▸ Exercise prompt
Search the records below for the word "config". Pull out each line that has it.

== == ==

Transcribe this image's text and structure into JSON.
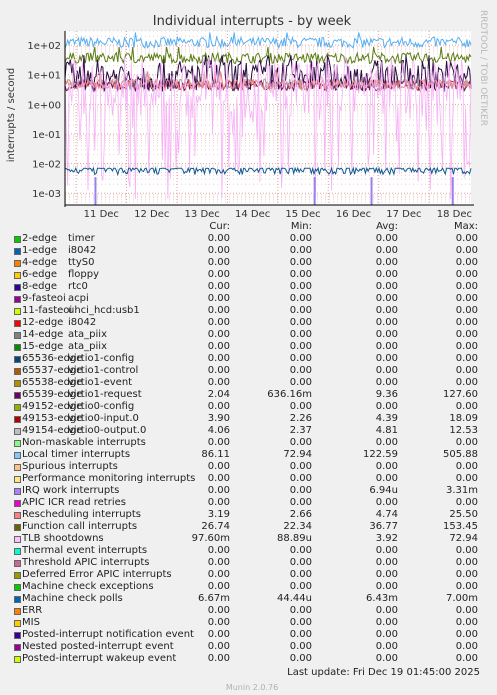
{
  "chart_data": {
    "type": "line",
    "title": "Individual interrupts - by week",
    "ylabel": "interrupts / second",
    "yscale": "log",
    "ylim": [
      0.0004,
      300
    ],
    "y_ticks": [
      "1e+02",
      "1e+01",
      "1e+00",
      "1e-01",
      "1e-02",
      "1e-03"
    ],
    "x_ticks": [
      "11 Dec",
      "12 Dec",
      "13 Dec",
      "14 Dec",
      "15 Dec",
      "16 Dec",
      "17 Dec",
      "18 Dec"
    ],
    "grid": true,
    "series_levels": [
      {
        "name": "Local timer interrupts",
        "color": "#56aff3",
        "center": 122.59,
        "low": 72.94,
        "high": 505.88
      },
      {
        "name": "Function call interrupts",
        "color": "#5a7d14",
        "center": 36.77,
        "low": 22.34,
        "high": 153.45
      },
      {
        "name": "49154-edge virtio0-output.0",
        "color": "#9e9e9e",
        "center": 4.81,
        "low": 2.37,
        "high": 12.53
      },
      {
        "name": "49153-edge virtio0-input.0",
        "color": "#7a0f5e",
        "center": 4.39,
        "low": 2.26,
        "high": 18.09
      },
      {
        "name": "65539-edge virtio1-request",
        "color": "#2a0c44",
        "center": 9.36,
        "low": 0.636,
        "high": 127.6
      },
      {
        "name": "Rescheduling interrupts",
        "color": "#ef8585",
        "center": 4.74,
        "low": 2.66,
        "high": 25.5
      },
      {
        "name": "TLB shootdowns",
        "color": "#f7b1f7",
        "center": 3.92,
        "low": 8.89e-05,
        "high": 72.94
      },
      {
        "name": "Machine check polls",
        "color": "#0b5a94",
        "center": 0.00643,
        "low": 4.44e-05,
        "high": 0.007
      }
    ]
  },
  "side_text": "RRDTOOL / TOBI OETIKER",
  "munin_version": "Munin 2.0.76",
  "legend": {
    "headers": {
      "cur": "Cur:",
      "min": "Min:",
      "avg": "Avg:",
      "max": "Max:"
    },
    "rows": [
      {
        "name": "2-edge",
        "desc": "timer",
        "color": "#00cc00",
        "cur": "0.00",
        "min": "0.00",
        "avg": "0.00",
        "max": "0.00"
      },
      {
        "name": "1-edge",
        "desc": "i8042",
        "color": "#0066b3",
        "cur": "0.00",
        "min": "0.00",
        "avg": "0.00",
        "max": "0.00"
      },
      {
        "name": "4-edge",
        "desc": "ttyS0",
        "color": "#ff8000",
        "cur": "0.00",
        "min": "0.00",
        "avg": "0.00",
        "max": "0.00"
      },
      {
        "name": "6-edge",
        "desc": "floppy",
        "color": "#ffcc00",
        "cur": "0.00",
        "min": "0.00",
        "avg": "0.00",
        "max": "0.00"
      },
      {
        "name": "8-edge",
        "desc": "rtc0",
        "color": "#330099",
        "cur": "0.00",
        "min": "0.00",
        "avg": "0.00",
        "max": "0.00"
      },
      {
        "name": "9-fasteoi",
        "desc": "acpi",
        "color": "#990099",
        "cur": "0.00",
        "min": "0.00",
        "avg": "0.00",
        "max": "0.00"
      },
      {
        "name": "11-fasteoi",
        "desc": "uhci_hcd:usb1",
        "color": "#ccff00",
        "cur": "0.00",
        "min": "0.00",
        "avg": "0.00",
        "max": "0.00"
      },
      {
        "name": "12-edge",
        "desc": "i8042",
        "color": "#ff0000",
        "cur": "0.00",
        "min": "0.00",
        "avg": "0.00",
        "max": "0.00"
      },
      {
        "name": "14-edge",
        "desc": "ata_piix",
        "color": "#808080",
        "cur": "0.00",
        "min": "0.00",
        "avg": "0.00",
        "max": "0.00"
      },
      {
        "name": "15-edge",
        "desc": "ata_piix",
        "color": "#008f00",
        "cur": "0.00",
        "min": "0.00",
        "avg": "0.00",
        "max": "0.00"
      },
      {
        "name": "65536-edge",
        "desc": "virtio1-config",
        "color": "#00487d",
        "cur": "0.00",
        "min": "0.00",
        "avg": "0.00",
        "max": "0.00"
      },
      {
        "name": "65537-edge",
        "desc": "virtio1-control",
        "color": "#b35a00",
        "cur": "0.00",
        "min": "0.00",
        "avg": "0.00",
        "max": "0.00"
      },
      {
        "name": "65538-edge",
        "desc": "virtio1-event",
        "color": "#b38f00",
        "cur": "0.00",
        "min": "0.00",
        "avg": "0.00",
        "max": "0.00"
      },
      {
        "name": "65539-edge",
        "desc": "virtio1-request",
        "color": "#6b006b",
        "cur": "2.04",
        "min": "636.16m",
        "avg": "9.36",
        "max": "127.60"
      },
      {
        "name": "49152-edge",
        "desc": "virtio0-config",
        "color": "#8fb300",
        "cur": "0.00",
        "min": "0.00",
        "avg": "0.00",
        "max": "0.00"
      },
      {
        "name": "49153-edge",
        "desc": "virtio0-input.0",
        "color": "#b30000",
        "cur": "3.90",
        "min": "2.26",
        "avg": "4.39",
        "max": "18.09"
      },
      {
        "name": "49154-edge",
        "desc": "virtio0-output.0",
        "color": "#bebebe",
        "cur": "4.06",
        "min": "2.37",
        "avg": "4.81",
        "max": "12.53"
      },
      {
        "name": "Non-maskable interrupts",
        "desc": "",
        "color": "#80ff80",
        "cur": "0.00",
        "min": "0.00",
        "avg": "0.00",
        "max": "0.00"
      },
      {
        "name": "Local timer interrupts",
        "desc": "",
        "color": "#80c9ff",
        "cur": "86.11",
        "min": "72.94",
        "avg": "122.59",
        "max": "505.88"
      },
      {
        "name": "Spurious interrupts",
        "desc": "",
        "color": "#ffc080",
        "cur": "0.00",
        "min": "0.00",
        "avg": "0.00",
        "max": "0.00"
      },
      {
        "name": "Performance monitoring interrupts",
        "desc": "",
        "color": "#ffe680",
        "cur": "0.00",
        "min": "0.00",
        "avg": "0.00",
        "max": "0.00"
      },
      {
        "name": "IRQ work interrupts",
        "desc": "",
        "color": "#aa80ff",
        "cur": "0.00",
        "min": "0.00",
        "avg": "6.94u",
        "max": "3.31m"
      },
      {
        "name": "APIC ICR read retries",
        "desc": "",
        "color": "#ee00cc",
        "cur": "0.00",
        "min": "0.00",
        "avg": "0.00",
        "max": "0.00"
      },
      {
        "name": "Rescheduling interrupts",
        "desc": "",
        "color": "#ff8080",
        "cur": "3.19",
        "min": "2.66",
        "avg": "4.74",
        "max": "25.50"
      },
      {
        "name": "Function call interrupts",
        "desc": "",
        "color": "#666600",
        "cur": "26.74",
        "min": "22.34",
        "avg": "36.77",
        "max": "153.45"
      },
      {
        "name": "TLB shootdowns",
        "desc": "",
        "color": "#ffbfff",
        "cur": "97.60m",
        "min": "88.89u",
        "avg": "3.92",
        "max": "72.94"
      },
      {
        "name": "Thermal event interrupts",
        "desc": "",
        "color": "#00ffcc",
        "cur": "0.00",
        "min": "0.00",
        "avg": "0.00",
        "max": "0.00"
      },
      {
        "name": "Threshold APIC interrupts",
        "desc": "",
        "color": "#cc6699",
        "cur": "0.00",
        "min": "0.00",
        "avg": "0.00",
        "max": "0.00"
      },
      {
        "name": "Deferred Error APIC interrupts",
        "desc": "",
        "color": "#999900",
        "cur": "0.00",
        "min": "0.00",
        "avg": "0.00",
        "max": "0.00"
      },
      {
        "name": "Machine check exceptions",
        "desc": "",
        "color": "#00cc00",
        "cur": "0.00",
        "min": "0.00",
        "avg": "0.00",
        "max": "0.00"
      },
      {
        "name": "Machine check polls",
        "desc": "",
        "color": "#0066b3",
        "cur": "6.67m",
        "min": "44.44u",
        "avg": "6.43m",
        "max": "7.00m"
      },
      {
        "name": "ERR",
        "desc": "",
        "color": "#ff8000",
        "cur": "0.00",
        "min": "0.00",
        "avg": "0.00",
        "max": "0.00"
      },
      {
        "name": "MIS",
        "desc": "",
        "color": "#ffcc00",
        "cur": "0.00",
        "min": "0.00",
        "avg": "0.00",
        "max": "0.00"
      },
      {
        "name": "Posted-interrupt notification event",
        "desc": "",
        "color": "#330099",
        "cur": "0.00",
        "min": "0.00",
        "avg": "0.00",
        "max": "0.00"
      },
      {
        "name": "Nested posted-interrupt event",
        "desc": "",
        "color": "#990099",
        "cur": "0.00",
        "min": "0.00",
        "avg": "0.00",
        "max": "0.00"
      },
      {
        "name": "Posted-interrupt wakeup event",
        "desc": "",
        "color": "#ccff00",
        "cur": "0.00",
        "min": "0.00",
        "avg": "0.00",
        "max": "0.00"
      }
    ]
  },
  "footer": {
    "last_update": "Last update: Fri Dec 19 01:45:00 2025"
  }
}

== == ==

▸ Response to this exercise
        "desc": "virtio1-config",
        "desc": "virtio0-config",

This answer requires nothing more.